__ABOUT THIS TASK__: Report, from the records below, every line where the word "Late" appears.

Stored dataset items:
════════════════
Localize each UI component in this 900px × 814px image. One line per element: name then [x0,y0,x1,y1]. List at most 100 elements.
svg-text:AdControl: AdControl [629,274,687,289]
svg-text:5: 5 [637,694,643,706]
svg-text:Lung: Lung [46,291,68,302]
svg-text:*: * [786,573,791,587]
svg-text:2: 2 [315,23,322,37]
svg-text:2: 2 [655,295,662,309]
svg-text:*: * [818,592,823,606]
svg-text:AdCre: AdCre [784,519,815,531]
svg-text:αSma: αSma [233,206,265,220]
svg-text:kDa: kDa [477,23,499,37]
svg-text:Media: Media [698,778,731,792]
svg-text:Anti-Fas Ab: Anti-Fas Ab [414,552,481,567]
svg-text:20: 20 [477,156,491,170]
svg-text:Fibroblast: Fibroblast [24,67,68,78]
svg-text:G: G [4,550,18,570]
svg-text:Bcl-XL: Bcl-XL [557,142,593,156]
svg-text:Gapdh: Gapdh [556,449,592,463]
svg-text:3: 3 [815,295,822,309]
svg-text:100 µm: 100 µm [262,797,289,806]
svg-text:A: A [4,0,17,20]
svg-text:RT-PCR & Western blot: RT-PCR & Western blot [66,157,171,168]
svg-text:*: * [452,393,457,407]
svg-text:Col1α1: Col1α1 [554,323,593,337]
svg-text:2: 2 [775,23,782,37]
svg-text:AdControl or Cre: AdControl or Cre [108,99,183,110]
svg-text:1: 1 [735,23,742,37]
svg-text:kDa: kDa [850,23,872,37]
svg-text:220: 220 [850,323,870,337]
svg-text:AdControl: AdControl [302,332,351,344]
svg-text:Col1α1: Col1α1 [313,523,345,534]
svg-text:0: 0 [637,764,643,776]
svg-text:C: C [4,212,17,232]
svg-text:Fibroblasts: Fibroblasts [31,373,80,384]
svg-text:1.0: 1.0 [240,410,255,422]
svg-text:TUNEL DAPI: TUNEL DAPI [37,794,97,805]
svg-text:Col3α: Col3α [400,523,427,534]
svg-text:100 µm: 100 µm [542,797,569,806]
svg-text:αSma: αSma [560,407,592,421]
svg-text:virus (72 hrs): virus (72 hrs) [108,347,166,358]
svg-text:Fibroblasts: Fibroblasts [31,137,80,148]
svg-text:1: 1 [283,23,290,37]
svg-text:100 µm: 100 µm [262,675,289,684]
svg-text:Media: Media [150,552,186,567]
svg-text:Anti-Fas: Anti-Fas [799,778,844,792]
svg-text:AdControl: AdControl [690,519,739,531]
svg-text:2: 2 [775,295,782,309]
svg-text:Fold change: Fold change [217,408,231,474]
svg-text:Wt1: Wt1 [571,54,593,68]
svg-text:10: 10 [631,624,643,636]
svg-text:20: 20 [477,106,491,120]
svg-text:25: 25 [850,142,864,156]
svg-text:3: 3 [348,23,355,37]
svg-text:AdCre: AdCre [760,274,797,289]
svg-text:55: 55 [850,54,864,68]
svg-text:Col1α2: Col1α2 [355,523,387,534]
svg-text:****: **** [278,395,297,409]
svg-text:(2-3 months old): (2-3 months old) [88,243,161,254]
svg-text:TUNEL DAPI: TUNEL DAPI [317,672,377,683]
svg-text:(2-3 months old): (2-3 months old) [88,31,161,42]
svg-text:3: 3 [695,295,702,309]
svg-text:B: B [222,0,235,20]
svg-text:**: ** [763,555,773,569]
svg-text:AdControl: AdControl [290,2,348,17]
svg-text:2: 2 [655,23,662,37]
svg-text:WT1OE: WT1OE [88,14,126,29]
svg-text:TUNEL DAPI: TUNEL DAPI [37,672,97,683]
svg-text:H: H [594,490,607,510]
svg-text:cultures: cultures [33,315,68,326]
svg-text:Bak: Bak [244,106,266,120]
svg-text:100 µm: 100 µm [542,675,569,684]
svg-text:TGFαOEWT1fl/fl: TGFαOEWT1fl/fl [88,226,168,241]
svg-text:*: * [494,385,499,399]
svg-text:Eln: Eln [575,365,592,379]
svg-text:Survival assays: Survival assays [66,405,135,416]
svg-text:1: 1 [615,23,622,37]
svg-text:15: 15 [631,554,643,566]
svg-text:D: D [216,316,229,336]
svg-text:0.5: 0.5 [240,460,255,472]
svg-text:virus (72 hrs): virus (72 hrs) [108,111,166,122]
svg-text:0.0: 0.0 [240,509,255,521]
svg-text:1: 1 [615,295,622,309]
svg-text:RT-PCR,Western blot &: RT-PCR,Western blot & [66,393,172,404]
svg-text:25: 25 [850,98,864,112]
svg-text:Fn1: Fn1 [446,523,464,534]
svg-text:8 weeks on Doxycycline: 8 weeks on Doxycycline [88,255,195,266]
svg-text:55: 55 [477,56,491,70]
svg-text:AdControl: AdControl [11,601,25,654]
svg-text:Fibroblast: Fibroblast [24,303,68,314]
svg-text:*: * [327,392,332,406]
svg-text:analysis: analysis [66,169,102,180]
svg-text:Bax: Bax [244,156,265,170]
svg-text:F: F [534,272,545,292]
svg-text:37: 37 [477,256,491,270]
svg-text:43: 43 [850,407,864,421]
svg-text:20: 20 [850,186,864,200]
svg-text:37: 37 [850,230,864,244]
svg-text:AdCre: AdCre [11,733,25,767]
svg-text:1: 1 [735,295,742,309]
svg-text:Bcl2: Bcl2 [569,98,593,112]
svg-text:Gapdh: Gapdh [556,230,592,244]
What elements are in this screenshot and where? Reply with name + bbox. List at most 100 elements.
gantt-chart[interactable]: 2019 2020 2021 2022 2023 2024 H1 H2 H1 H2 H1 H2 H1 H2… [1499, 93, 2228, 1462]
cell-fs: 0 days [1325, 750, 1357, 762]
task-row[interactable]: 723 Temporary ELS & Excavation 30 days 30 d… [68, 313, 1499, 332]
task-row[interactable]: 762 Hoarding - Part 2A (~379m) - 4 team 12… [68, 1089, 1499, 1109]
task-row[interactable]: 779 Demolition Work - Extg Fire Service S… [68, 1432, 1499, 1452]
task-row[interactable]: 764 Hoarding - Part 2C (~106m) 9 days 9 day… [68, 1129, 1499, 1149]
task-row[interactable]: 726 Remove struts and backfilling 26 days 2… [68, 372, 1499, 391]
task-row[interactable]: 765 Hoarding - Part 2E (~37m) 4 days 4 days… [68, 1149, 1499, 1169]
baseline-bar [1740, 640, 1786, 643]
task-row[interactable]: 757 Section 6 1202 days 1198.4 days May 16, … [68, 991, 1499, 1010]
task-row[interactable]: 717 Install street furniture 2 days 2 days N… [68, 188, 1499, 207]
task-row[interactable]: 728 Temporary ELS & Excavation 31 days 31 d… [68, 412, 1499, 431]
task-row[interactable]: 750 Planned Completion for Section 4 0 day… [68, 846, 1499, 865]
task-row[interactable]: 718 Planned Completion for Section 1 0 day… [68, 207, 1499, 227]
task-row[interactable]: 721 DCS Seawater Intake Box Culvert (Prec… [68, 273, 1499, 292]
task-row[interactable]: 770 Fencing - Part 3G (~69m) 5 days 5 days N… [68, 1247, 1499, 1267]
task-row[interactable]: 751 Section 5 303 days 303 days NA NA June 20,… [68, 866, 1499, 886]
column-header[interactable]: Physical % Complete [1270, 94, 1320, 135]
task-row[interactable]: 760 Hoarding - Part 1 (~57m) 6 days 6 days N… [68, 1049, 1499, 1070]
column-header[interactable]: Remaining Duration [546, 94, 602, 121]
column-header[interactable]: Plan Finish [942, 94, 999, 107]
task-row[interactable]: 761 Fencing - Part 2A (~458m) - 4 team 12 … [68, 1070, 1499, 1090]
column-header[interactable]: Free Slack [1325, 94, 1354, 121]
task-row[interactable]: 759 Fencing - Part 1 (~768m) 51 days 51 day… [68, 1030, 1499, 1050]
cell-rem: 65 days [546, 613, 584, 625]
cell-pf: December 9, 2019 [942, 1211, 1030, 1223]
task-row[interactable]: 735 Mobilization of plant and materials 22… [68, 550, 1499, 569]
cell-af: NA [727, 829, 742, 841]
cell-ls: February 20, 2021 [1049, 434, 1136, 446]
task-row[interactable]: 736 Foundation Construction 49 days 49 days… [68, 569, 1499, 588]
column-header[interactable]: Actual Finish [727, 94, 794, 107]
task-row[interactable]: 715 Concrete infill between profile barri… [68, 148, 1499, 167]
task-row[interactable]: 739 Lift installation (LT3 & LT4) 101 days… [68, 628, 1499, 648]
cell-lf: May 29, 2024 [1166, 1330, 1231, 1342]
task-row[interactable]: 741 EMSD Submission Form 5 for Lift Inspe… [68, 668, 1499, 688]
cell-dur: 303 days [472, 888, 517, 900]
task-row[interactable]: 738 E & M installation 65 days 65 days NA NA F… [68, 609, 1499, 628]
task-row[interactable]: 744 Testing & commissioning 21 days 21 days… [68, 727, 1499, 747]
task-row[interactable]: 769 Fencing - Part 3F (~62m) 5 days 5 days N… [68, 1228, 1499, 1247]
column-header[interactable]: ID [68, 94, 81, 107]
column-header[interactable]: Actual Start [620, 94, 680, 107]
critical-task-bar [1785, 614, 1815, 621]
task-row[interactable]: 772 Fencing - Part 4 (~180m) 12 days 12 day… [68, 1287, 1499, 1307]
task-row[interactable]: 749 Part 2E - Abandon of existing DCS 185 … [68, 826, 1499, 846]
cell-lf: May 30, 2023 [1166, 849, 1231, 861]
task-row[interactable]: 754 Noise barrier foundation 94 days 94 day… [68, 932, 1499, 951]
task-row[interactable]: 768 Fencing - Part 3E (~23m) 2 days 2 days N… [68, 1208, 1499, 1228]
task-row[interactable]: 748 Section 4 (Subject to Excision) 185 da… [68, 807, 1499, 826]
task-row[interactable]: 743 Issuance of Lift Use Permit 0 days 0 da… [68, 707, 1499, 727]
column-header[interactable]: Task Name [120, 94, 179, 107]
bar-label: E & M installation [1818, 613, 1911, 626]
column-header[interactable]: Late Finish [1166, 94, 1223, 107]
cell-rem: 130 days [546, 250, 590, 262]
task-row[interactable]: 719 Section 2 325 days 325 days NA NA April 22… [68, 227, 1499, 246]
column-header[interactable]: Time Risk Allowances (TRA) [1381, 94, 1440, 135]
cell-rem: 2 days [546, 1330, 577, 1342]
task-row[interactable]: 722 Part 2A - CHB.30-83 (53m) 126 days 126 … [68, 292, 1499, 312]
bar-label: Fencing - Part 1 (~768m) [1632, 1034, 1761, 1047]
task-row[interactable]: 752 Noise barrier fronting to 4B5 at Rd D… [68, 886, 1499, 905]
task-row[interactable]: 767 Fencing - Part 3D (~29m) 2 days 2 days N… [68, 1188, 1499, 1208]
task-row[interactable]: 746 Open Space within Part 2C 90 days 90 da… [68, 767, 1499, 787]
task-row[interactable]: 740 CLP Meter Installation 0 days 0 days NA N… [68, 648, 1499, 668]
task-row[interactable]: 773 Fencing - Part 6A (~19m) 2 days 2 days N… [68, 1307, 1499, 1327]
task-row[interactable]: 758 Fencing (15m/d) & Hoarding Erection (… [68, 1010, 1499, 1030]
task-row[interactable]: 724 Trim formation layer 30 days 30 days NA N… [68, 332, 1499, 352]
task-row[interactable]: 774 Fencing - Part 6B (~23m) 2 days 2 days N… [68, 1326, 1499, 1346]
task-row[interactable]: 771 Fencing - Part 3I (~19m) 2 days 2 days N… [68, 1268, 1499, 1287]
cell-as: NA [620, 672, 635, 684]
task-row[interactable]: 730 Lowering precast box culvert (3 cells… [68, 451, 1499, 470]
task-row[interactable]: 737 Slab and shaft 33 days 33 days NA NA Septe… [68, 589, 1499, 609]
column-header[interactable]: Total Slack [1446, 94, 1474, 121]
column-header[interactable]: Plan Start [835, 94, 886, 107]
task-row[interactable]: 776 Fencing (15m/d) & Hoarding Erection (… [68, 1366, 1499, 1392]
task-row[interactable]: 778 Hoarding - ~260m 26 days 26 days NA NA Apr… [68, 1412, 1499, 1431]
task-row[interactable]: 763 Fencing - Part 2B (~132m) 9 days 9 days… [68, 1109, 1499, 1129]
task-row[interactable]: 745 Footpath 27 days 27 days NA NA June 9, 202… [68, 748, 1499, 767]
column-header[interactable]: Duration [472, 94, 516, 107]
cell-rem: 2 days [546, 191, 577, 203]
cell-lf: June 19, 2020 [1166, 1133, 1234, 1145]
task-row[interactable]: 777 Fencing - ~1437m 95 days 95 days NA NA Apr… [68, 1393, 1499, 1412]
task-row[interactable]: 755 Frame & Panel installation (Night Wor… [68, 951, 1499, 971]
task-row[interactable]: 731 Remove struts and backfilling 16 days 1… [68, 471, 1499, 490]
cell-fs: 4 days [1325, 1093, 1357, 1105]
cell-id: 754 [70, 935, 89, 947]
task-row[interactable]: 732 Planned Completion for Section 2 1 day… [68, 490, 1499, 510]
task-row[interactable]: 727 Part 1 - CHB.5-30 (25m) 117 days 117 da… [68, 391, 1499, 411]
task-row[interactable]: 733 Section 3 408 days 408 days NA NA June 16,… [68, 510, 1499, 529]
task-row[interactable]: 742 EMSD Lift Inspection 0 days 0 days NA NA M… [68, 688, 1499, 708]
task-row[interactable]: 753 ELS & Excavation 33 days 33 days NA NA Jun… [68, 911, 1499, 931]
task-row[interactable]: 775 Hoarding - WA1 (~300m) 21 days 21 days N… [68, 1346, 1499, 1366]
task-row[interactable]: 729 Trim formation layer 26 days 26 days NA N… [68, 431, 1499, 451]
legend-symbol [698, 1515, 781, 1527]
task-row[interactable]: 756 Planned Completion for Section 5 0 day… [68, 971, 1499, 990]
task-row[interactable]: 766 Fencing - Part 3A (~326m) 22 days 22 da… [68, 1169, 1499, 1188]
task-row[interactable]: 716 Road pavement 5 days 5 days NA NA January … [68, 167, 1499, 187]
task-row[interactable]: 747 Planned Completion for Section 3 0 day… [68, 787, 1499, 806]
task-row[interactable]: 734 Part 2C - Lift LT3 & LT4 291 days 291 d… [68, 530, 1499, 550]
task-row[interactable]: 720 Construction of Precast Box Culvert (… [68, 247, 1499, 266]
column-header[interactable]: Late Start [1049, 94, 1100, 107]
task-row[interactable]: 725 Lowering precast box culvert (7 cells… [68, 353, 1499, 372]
════════════════
__EXERCISE OUTPUT__:
column-header[interactable]: Late Finish [1166, 94, 1223, 107]
column-header[interactable]: Late Start [1049, 94, 1100, 107]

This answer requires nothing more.